Records from a dataset:
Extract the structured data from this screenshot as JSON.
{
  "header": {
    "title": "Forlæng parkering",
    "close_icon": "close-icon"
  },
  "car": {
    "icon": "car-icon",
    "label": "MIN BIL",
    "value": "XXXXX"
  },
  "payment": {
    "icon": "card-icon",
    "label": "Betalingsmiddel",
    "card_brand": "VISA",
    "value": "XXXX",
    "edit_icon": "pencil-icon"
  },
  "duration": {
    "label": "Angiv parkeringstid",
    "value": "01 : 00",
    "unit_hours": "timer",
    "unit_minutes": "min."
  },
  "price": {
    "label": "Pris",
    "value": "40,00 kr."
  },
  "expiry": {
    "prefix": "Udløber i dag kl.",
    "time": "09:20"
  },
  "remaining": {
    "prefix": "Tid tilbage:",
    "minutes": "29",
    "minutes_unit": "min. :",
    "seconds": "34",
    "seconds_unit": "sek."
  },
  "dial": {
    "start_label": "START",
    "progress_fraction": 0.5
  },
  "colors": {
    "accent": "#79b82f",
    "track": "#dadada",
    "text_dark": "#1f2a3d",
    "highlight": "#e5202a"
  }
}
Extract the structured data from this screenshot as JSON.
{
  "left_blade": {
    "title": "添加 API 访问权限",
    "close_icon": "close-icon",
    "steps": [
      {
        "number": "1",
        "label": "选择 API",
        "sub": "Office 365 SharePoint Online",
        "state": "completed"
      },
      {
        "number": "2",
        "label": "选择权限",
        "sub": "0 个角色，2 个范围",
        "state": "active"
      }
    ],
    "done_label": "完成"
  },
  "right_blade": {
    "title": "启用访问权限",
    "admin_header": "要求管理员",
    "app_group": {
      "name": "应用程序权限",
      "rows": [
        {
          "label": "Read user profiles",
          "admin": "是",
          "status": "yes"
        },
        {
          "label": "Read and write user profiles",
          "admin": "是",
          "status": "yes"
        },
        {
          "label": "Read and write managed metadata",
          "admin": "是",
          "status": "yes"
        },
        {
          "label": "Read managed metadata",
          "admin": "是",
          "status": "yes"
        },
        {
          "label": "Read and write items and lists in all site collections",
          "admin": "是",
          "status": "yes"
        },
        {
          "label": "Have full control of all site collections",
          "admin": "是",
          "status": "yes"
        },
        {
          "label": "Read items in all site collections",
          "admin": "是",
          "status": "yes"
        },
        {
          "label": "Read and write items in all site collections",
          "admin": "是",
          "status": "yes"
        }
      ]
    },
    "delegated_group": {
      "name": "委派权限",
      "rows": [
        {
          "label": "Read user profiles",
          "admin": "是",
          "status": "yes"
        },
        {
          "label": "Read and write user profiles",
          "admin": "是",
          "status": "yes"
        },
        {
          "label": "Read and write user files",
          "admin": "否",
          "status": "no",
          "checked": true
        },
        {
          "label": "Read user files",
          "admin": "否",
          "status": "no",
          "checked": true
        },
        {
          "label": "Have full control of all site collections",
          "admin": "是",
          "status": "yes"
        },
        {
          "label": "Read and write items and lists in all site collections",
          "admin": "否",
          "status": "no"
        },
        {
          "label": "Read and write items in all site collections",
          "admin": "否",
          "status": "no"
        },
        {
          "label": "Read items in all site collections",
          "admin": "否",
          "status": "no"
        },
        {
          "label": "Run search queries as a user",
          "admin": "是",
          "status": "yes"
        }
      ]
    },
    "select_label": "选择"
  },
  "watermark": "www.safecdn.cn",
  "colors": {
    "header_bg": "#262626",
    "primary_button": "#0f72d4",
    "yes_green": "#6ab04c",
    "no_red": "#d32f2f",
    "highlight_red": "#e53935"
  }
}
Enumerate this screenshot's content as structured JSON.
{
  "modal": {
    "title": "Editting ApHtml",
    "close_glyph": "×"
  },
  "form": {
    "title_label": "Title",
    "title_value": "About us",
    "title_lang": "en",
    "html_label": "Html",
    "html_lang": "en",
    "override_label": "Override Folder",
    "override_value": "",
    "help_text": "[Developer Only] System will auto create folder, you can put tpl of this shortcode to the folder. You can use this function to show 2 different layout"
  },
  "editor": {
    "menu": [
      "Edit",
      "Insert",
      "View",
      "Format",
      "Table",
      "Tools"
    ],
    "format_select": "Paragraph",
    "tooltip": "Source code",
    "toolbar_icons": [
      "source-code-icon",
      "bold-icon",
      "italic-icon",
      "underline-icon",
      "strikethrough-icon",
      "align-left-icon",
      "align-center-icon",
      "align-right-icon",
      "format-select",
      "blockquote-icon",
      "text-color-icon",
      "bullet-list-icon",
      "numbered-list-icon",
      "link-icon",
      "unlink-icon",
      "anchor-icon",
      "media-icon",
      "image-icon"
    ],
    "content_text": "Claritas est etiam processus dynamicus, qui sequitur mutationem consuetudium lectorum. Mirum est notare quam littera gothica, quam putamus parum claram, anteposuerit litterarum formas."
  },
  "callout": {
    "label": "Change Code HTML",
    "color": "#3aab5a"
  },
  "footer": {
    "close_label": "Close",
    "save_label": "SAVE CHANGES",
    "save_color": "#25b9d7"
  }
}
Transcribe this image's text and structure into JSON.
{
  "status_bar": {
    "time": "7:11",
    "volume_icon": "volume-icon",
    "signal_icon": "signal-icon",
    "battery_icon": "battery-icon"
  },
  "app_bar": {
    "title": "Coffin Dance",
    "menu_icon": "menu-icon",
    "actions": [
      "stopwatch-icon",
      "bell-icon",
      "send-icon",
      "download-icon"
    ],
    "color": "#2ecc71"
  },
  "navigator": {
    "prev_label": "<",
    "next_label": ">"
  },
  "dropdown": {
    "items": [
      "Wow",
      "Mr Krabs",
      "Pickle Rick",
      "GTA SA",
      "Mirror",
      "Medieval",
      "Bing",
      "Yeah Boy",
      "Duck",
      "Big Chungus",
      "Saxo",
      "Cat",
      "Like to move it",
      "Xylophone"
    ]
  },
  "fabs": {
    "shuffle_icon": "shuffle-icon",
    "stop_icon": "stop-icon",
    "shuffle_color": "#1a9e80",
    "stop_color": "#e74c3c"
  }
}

• _EXERCISE INSTRUCTIONS_: Restate all of the entries above precisely.

• _THE OUTPUT_:
Extract the structured data from this screenshot as JSON.
{
  "header": {
    "title": "Forlæng parkering",
    "close_icon": "close-icon"
  },
  "car": {
    "icon": "car-icon",
    "label": "MIN BIL",
    "value": "XXXXX"
  },
  "payment": {
    "icon": "card-icon",
    "label": "Betalingsmiddel",
    "card_brand": "VISA",
    "value": "XXXX",
    "edit_icon": "pencil-icon"
  },
  "duration": {
    "label": "Angiv parkeringstid",
    "value": "01 : 00",
    "unit_hours": "timer",
    "unit_minutes": "min."
  },
  "price": {
    "label": "Pris",
    "value": "40,00 kr."
  },
  "expiry": {
    "prefix": "Udløber i dag kl.",
    "time": "09:20"
  },
  "remaining": {
    "prefix": "Tid tilbage:",
    "minutes": "29",
    "minutes_unit": "min. :",
    "seconds": "34",
    "seconds_unit": "sek."
  },
  "dial": {
    "start_label": "START",
    "progress_fraction": 0.5
  },
  "colors": {
    "accent": "#79b82f",
    "track": "#dadada",
    "text_dark": "#1f2a3d",
    "highlight": "#e5202a"
  }
}
Extract the structured data from this screenshot as JSON.
{
  "left_blade": {
    "title": "添加 API 访问权限",
    "close_icon": "close-icon",
    "steps": [
      {
        "number": "1",
        "label": "选择 API",
        "sub": "Office 365 SharePoint Online",
        "state": "completed"
      },
      {
        "number": "2",
        "label": "选择权限",
        "sub": "0 个角色，2 个范围",
        "state": "active"
      }
    ],
    "done_label": "完成"
  },
  "right_blade": {
    "title": "启用访问权限",
    "admin_header": "要求管理员",
    "app_group": {
      "name": "应用程序权限",
      "rows": [
        {
          "label": "Read user profiles",
          "admin": "是",
          "status": "yes"
        },
        {
          "label": "Read and write user profiles",
          "admin": "是",
          "status": "yes"
        },
        {
          "label": "Read and write managed metadata",
          "admin": "是",
          "status": "yes"
        },
        {
          "label": "Read managed metadata",
          "admin": "是",
          "status": "yes"
        },
        {
          "label": "Read and write items and lists in all site collections",
          "admin": "是",
          "status": "yes"
        },
        {
          "label": "Have full control of all site collections",
          "admin": "是",
          "status": "yes"
        },
        {
          "label": "Read items in all site collections",
          "admin": "是",
          "status": "yes"
        },
        {
          "label": "Read and write items in all site collections",
          "admin": "是",
          "status": "yes"
        }
      ]
    },
    "delegated_group": {
      "name": "委派权限",
      "rows": [
        {
          "label": "Read user profiles",
          "admin": "是",
          "status": "yes"
        },
        {
          "label": "Read and write user profiles",
          "admin": "是",
          "status": "yes"
        },
        {
          "label": "Read and write user files",
          "admin": "否",
          "status": "no",
          "checked": true
        },
        {
          "label": "Read user files",
          "admin": "否",
          "status": "no",
          "checked": true
        },
        {
          "label": "Have full control of all site collections",
          "admin": "是",
          "status": "yes"
        },
        {
          "label": "Read and write items and lists in all site collections",
          "admin": "否",
          "status": "no"
        },
        {
          "label": "Read and write items in all site collections",
          "admin": "否",
          "status": "no"
        },
        {
          "label": "Read items in all site collections",
          "admin": "否",
          "status": "no"
        },
        {
          "label": "Run search queries as a user",
          "admin": "是",
          "status": "yes"
        }
      ]
    },
    "select_label": "选择"
  },
  "watermark": "www.safecdn.cn",
  "colors": {
    "header_bg": "#262626",
    "primary_button": "#0f72d4",
    "yes_green": "#6ab04c",
    "no_red": "#d32f2f",
    "highlight_red": "#e53935"
  }
}
Enumerate this screenshot's content as structured JSON.
{
  "modal": {
    "title": "Editting ApHtml",
    "close_glyph": "×"
  },
  "form": {
    "title_label": "Title",
    "title_value": "About us",
    "title_lang": "en",
    "html_label": "Html",
    "html_lang": "en",
    "override_label": "Override Folder",
    "override_value": "",
    "help_text": "[Developer Only] System will auto create folder, you can put tpl of this shortcode to the folder. You can use this function to show 2 different layout"
  },
  "editor": {
    "menu": [
      "Edit",
      "Insert",
      "View",
      "Format",
      "Table",
      "Tools"
    ],
    "format_select": "Paragraph",
    "tooltip": "Source code",
    "toolbar_icons": [
      "source-code-icon",
      "bold-icon",
      "italic-icon",
      "underline-icon",
      "strikethrough-icon",
      "align-left-icon",
      "align-center-icon",
      "align-right-icon",
      "format-select",
      "blockquote-icon",
      "text-color-icon",
      "bullet-list-icon",
      "numbered-list-icon",
      "link-icon",
      "unlink-icon",
      "anchor-icon",
      "media-icon",
      "image-icon"
    ],
    "content_text": "Claritas est etiam processus dynamicus, qui sequitur mutationem consuetudium lectorum. Mirum est notare quam littera gothica, quam putamus parum claram, anteposuerit litterarum formas."
  },
  "callout": {
    "label": "Change Code HTML",
    "color": "#3aab5a"
  },
  "footer": {
    "close_label": "Close",
    "save_label": "SAVE CHANGES",
    "save_color": "#25b9d7"
  }
}
Transcribe this image's text and structure into JSON.
{
  "status_bar": {
    "time": "7:11",
    "volume_icon": "volume-icon",
    "signal_icon": "signal-icon",
    "battery_icon": "battery-icon"
  },
  "app_bar": {
    "title": "Coffin Dance",
    "menu_icon": "menu-icon",
    "actions": [
      "stopwatch-icon",
      "bell-icon",
      "send-icon",
      "download-icon"
    ],
    "color": "#2ecc71"
  },
  "navigator": {
    "prev_label": "<",
    "next_label": ">"
  },
  "dropdown": {
    "items": [
      "Wow",
      "Mr Krabs",
      "Pickle Rick",
      "GTA SA",
      "Mirror",
      "Medieval",
      "Bing",
      "Yeah Boy",
      "Duck",
      "Big Chungus",
      "Saxo",
      "Cat",
      "Like to move it",
      "Xylophone"
    ]
  },
  "fabs": {
    "shuffle_icon": "shuffle-icon",
    "stop_icon": "stop-icon",
    "shuffle_color": "#1a9e80",
    "stop_color": "#e74c3c"
  }
}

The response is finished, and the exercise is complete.